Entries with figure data

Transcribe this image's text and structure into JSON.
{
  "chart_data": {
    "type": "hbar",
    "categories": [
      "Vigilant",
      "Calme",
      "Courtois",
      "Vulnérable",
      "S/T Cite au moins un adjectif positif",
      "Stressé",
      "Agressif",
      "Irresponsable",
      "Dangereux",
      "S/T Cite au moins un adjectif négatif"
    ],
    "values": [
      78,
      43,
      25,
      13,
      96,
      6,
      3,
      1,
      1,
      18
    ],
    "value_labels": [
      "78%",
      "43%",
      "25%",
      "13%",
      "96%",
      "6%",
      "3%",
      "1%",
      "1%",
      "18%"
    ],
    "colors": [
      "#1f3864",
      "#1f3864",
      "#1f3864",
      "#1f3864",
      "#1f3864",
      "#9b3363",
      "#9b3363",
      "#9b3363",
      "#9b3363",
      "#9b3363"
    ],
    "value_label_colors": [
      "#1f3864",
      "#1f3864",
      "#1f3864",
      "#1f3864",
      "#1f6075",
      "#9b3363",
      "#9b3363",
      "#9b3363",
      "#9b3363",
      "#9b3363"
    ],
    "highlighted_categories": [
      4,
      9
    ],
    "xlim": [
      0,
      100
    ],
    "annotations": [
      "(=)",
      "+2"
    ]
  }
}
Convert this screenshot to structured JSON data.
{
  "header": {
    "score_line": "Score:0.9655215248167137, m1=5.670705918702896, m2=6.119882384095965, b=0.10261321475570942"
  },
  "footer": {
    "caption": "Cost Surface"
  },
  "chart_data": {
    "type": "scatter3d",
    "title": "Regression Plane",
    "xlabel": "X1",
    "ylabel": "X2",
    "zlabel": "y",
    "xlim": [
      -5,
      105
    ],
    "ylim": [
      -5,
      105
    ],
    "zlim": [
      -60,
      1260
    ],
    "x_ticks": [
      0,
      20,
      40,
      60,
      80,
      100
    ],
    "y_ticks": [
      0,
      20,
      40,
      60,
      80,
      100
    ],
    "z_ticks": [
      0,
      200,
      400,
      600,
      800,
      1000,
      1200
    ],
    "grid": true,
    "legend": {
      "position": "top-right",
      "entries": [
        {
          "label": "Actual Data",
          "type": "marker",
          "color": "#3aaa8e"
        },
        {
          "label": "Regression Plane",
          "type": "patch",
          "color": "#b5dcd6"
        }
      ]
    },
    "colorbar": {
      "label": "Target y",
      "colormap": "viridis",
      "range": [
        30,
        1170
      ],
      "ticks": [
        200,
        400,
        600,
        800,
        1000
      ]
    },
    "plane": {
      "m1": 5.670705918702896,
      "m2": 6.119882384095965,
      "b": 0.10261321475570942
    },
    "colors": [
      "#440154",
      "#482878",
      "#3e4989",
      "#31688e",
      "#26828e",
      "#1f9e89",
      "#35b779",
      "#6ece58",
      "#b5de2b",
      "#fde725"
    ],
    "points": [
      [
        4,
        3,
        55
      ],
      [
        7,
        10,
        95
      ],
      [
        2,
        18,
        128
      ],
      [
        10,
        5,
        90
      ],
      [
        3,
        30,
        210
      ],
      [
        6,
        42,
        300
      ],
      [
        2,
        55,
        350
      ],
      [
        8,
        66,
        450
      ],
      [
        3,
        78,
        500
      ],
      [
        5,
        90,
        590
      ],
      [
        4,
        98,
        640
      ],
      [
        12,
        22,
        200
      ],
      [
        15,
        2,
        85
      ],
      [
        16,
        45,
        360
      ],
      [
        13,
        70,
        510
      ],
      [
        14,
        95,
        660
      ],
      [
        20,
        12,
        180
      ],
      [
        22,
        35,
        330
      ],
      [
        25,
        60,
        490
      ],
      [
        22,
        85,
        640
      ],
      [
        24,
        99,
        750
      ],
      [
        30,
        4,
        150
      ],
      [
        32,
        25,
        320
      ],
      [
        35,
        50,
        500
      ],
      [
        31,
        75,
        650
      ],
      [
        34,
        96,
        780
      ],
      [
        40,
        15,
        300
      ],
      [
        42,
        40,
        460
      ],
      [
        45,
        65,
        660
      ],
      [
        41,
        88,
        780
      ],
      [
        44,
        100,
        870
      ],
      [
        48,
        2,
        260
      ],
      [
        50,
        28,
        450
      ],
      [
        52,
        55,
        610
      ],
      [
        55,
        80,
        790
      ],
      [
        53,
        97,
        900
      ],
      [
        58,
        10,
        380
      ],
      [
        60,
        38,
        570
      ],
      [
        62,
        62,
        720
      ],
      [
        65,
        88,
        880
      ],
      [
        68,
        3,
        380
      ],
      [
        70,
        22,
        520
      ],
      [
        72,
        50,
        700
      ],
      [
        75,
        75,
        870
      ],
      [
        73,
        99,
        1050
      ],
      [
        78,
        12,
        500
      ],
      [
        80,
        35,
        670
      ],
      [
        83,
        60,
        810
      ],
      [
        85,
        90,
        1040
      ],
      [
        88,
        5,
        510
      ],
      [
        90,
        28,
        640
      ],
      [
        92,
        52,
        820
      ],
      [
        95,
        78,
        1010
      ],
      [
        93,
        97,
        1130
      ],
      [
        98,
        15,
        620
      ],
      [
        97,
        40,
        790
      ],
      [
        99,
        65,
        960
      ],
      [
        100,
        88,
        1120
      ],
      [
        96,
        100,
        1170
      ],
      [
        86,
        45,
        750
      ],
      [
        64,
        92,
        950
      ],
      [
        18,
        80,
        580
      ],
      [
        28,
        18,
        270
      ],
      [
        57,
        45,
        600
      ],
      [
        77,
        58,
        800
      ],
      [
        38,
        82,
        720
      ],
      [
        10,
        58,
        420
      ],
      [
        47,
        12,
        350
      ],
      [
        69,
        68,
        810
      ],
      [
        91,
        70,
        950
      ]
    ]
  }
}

> _SET EXERCISE_
Write every line of the material above again, exactly.

> _ANSWER_
Transcribe this image's text and structure into JSON.
{
  "chart_data": {
    "type": "hbar",
    "categories": [
      "Vigilant",
      "Calme",
      "Courtois",
      "Vulnérable",
      "S/T Cite au moins un adjectif positif",
      "Stressé",
      "Agressif",
      "Irresponsable",
      "Dangereux",
      "S/T Cite au moins un adjectif négatif"
    ],
    "values": [
      78,
      43,
      25,
      13,
      96,
      6,
      3,
      1,
      1,
      18
    ],
    "value_labels": [
      "78%",
      "43%",
      "25%",
      "13%",
      "96%",
      "6%",
      "3%",
      "1%",
      "1%",
      "18%"
    ],
    "colors": [
      "#1f3864",
      "#1f3864",
      "#1f3864",
      "#1f3864",
      "#1f3864",
      "#9b3363",
      "#9b3363",
      "#9b3363",
      "#9b3363",
      "#9b3363"
    ],
    "value_label_colors": [
      "#1f3864",
      "#1f3864",
      "#1f3864",
      "#1f3864",
      "#1f6075",
      "#9b3363",
      "#9b3363",
      "#9b3363",
      "#9b3363",
      "#9b3363"
    ],
    "highlighted_categories": [
      4,
      9
    ],
    "xlim": [
      0,
      100
    ],
    "annotations": [
      "(=)",
      "+2"
    ]
  }
}
Convert this screenshot to structured JSON data.
{
  "header": {
    "score_line": "Score:0.9655215248167137, m1=5.670705918702896, m2=6.119882384095965, b=0.10261321475570942"
  },
  "footer": {
    "caption": "Cost Surface"
  },
  "chart_data": {
    "type": "scatter3d",
    "title": "Regression Plane",
    "xlabel": "X1",
    "ylabel": "X2",
    "zlabel": "y",
    "xlim": [
      -5,
      105
    ],
    "ylim": [
      -5,
      105
    ],
    "zlim": [
      -60,
      1260
    ],
    "x_ticks": [
      0,
      20,
      40,
      60,
      80,
      100
    ],
    "y_ticks": [
      0,
      20,
      40,
      60,
      80,
      100
    ],
    "z_ticks": [
      0,
      200,
      400,
      600,
      800,
      1000,
      1200
    ],
    "grid": true,
    "legend": {
      "position": "top-right",
      "entries": [
        {
          "label": "Actual Data",
          "type": "marker",
          "color": "#3aaa8e"
        },
        {
          "label": "Regression Plane",
          "type": "patch",
          "color": "#b5dcd6"
        }
      ]
    },
    "colorbar": {
      "label": "Target y",
      "colormap": "viridis",
      "range": [
        30,
        1170
      ],
      "ticks": [
        200,
        400,
        600,
        800,
        1000
      ]
    },
    "plane": {
      "m1": 5.670705918702896,
      "m2": 6.119882384095965,
      "b": 0.10261321475570942
    },
    "colors": [
      "#440154",
      "#482878",
      "#3e4989",
      "#31688e",
      "#26828e",
      "#1f9e89",
      "#35b779",
      "#6ece58",
      "#b5de2b",
      "#fde725"
    ],
    "points": [
      [
        4,
        3,
        55
      ],
      [
        7,
        10,
        95
      ],
      [
        2,
        18,
        128
      ],
      [
        10,
        5,
        90
      ],
      [
        3,
        30,
        210
      ],
      [
        6,
        42,
        300
      ],
      [
        2,
        55,
        350
      ],
      [
        8,
        66,
        450
      ],
      [
        3,
        78,
        500
      ],
      [
        5,
        90,
        590
      ],
      [
        4,
        98,
        640
      ],
      [
        12,
        22,
        200
      ],
      [
        15,
        2,
        85
      ],
      [
        16,
        45,
        360
      ],
      [
        13,
        70,
        510
      ],
      [
        14,
        95,
        660
      ],
      [
        20,
        12,
        180
      ],
      [
        22,
        35,
        330
      ],
      [
        25,
        60,
        490
      ],
      [
        22,
        85,
        640
      ],
      [
        24,
        99,
        750
      ],
      [
        30,
        4,
        150
      ],
      [
        32,
        25,
        320
      ],
      [
        35,
        50,
        500
      ],
      [
        31,
        75,
        650
      ],
      [
        34,
        96,
        780
      ],
      [
        40,
        15,
        300
      ],
      [
        42,
        40,
        460
      ],
      [
        45,
        65,
        660
      ],
      [
        41,
        88,
        780
      ],
      [
        44,
        100,
        870
      ],
      [
        48,
        2,
        260
      ],
      [
        50,
        28,
        450
      ],
      [
        52,
        55,
        610
      ],
      [
        55,
        80,
        790
      ],
      [
        53,
        97,
        900
      ],
      [
        58,
        10,
        380
      ],
      [
        60,
        38,
        570
      ],
      [
        62,
        62,
        720
      ],
      [
        65,
        88,
        880
      ],
      [
        68,
        3,
        380
      ],
      [
        70,
        22,
        520
      ],
      [
        72,
        50,
        700
      ],
      [
        75,
        75,
        870
      ],
      [
        73,
        99,
        1050
      ],
      [
        78,
        12,
        500
      ],
      [
        80,
        35,
        670
      ],
      [
        83,
        60,
        810
      ],
      [
        85,
        90,
        1040
      ],
      [
        88,
        5,
        510
      ],
      [
        90,
        28,
        640
      ],
      [
        92,
        52,
        820
      ],
      [
        95,
        78,
        1010
      ],
      [
        93,
        97,
        1130
      ],
      [
        98,
        15,
        620
      ],
      [
        97,
        40,
        790
      ],
      [
        99,
        65,
        960
      ],
      [
        100,
        88,
        1120
      ],
      [
        96,
        100,
        1170
      ],
      [
        86,
        45,
        750
      ],
      [
        64,
        92,
        950
      ],
      [
        18,
        80,
        580
      ],
      [
        28,
        18,
        270
      ],
      [
        57,
        45,
        600
      ],
      [
        77,
        58,
        800
      ],
      [
        38,
        82,
        720
      ],
      [
        10,
        58,
        420
      ],
      [
        47,
        12,
        350
      ],
      [
        69,
        68,
        810
      ],
      [
        91,
        70,
        950
      ]
    ]
  }
}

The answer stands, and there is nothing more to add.